Brief: A single number is the answer here: how many lines of the entries contain "coin"?

Given data:
%%

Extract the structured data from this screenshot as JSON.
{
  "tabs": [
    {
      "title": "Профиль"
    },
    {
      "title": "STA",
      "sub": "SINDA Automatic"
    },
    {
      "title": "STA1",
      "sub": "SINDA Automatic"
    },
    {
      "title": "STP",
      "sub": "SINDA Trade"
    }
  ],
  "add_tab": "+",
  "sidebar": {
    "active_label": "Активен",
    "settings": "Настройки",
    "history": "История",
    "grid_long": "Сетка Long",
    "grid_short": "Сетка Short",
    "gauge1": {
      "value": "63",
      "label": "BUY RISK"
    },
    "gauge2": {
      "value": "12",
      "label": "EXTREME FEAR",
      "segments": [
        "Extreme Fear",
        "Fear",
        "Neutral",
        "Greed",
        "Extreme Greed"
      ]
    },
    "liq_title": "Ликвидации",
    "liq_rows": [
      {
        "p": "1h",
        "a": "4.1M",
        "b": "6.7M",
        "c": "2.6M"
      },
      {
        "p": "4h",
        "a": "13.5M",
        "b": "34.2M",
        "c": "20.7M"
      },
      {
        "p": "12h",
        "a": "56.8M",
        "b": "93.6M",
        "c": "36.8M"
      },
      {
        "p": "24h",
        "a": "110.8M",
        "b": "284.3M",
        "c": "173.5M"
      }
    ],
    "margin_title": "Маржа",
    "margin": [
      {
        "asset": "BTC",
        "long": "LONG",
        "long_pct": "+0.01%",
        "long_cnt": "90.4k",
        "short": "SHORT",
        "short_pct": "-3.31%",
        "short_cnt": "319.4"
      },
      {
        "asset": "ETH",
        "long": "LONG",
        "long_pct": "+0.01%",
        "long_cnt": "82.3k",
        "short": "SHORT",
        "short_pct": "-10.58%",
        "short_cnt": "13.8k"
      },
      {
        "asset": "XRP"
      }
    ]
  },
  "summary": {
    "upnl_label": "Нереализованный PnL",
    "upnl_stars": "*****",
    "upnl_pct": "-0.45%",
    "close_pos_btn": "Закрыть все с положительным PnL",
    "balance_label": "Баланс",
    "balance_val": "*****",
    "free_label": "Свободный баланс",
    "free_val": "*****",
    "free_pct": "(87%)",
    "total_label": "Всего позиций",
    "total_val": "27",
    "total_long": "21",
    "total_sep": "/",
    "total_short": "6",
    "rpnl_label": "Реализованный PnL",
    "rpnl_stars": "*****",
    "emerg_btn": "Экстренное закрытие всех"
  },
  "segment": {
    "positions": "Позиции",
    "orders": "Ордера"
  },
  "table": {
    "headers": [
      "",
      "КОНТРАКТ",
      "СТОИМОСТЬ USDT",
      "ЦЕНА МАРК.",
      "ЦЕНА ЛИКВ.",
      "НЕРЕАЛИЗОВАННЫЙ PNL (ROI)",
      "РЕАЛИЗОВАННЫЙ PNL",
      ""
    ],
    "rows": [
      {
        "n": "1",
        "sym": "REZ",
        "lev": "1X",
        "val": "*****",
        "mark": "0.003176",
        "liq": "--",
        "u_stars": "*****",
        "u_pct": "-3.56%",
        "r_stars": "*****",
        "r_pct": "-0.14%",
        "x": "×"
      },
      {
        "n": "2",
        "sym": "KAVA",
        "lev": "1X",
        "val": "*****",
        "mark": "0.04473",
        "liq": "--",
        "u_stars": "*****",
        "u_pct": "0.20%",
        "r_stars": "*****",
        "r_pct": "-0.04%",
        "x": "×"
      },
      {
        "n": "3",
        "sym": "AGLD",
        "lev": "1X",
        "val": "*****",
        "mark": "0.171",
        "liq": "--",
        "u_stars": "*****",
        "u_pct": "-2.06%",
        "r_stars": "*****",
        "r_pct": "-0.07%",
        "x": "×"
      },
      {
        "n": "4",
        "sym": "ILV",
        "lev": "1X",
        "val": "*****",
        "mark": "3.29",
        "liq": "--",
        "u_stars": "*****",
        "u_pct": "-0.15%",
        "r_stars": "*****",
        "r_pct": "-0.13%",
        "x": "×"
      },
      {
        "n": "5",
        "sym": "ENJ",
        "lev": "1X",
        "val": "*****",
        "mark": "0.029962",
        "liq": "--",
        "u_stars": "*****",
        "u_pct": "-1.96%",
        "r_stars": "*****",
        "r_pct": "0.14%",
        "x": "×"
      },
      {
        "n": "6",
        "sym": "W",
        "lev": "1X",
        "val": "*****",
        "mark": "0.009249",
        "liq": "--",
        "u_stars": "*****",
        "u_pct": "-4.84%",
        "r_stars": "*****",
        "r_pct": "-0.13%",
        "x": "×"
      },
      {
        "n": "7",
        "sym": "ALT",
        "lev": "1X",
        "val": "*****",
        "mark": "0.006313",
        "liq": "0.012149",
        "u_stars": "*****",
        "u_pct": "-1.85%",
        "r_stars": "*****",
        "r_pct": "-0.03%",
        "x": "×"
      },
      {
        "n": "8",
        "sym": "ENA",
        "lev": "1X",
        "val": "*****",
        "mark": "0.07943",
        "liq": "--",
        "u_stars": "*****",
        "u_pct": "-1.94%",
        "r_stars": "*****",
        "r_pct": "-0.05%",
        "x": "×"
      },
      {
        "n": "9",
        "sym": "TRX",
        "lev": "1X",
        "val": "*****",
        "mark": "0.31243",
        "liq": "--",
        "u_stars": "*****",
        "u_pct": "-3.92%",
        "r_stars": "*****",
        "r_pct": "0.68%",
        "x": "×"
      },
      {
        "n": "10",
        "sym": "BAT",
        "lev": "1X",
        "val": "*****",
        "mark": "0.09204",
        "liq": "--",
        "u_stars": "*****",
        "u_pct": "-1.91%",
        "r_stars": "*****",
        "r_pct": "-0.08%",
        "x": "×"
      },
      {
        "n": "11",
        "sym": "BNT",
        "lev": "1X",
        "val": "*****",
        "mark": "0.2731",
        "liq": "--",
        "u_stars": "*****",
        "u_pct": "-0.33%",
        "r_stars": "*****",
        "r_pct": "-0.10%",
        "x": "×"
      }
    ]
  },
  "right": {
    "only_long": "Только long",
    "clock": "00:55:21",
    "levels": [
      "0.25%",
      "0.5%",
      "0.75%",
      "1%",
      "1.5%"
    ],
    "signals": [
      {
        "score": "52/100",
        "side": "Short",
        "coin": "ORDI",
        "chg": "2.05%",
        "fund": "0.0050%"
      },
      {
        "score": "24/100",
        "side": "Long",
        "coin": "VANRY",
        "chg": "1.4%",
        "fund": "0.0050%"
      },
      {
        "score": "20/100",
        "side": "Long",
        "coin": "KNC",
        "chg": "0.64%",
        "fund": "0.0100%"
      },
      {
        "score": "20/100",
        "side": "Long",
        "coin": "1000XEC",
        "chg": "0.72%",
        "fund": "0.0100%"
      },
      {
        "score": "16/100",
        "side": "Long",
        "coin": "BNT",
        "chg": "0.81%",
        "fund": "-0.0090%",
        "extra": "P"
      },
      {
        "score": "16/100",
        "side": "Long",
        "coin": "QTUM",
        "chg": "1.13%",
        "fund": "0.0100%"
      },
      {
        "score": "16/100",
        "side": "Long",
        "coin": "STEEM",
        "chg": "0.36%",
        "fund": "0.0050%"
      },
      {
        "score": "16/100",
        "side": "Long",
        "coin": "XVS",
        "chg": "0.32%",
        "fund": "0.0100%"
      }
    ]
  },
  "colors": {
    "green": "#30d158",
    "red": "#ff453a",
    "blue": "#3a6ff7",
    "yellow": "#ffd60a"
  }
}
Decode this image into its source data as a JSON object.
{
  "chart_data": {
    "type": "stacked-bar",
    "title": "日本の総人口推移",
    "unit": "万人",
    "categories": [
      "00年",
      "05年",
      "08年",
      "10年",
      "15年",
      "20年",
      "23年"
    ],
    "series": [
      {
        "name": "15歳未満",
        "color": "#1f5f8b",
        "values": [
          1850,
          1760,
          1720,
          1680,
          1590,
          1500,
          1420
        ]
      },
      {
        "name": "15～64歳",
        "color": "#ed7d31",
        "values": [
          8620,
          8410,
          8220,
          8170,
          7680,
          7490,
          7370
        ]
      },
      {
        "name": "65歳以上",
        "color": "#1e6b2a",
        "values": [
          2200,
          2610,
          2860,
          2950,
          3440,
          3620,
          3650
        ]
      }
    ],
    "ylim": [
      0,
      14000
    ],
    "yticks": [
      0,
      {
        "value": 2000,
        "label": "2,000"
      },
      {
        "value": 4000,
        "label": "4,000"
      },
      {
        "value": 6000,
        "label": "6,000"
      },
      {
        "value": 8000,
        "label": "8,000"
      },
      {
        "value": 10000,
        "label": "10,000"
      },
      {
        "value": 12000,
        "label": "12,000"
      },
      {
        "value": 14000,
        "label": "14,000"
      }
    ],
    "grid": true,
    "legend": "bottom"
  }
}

%%

Expected answer: 8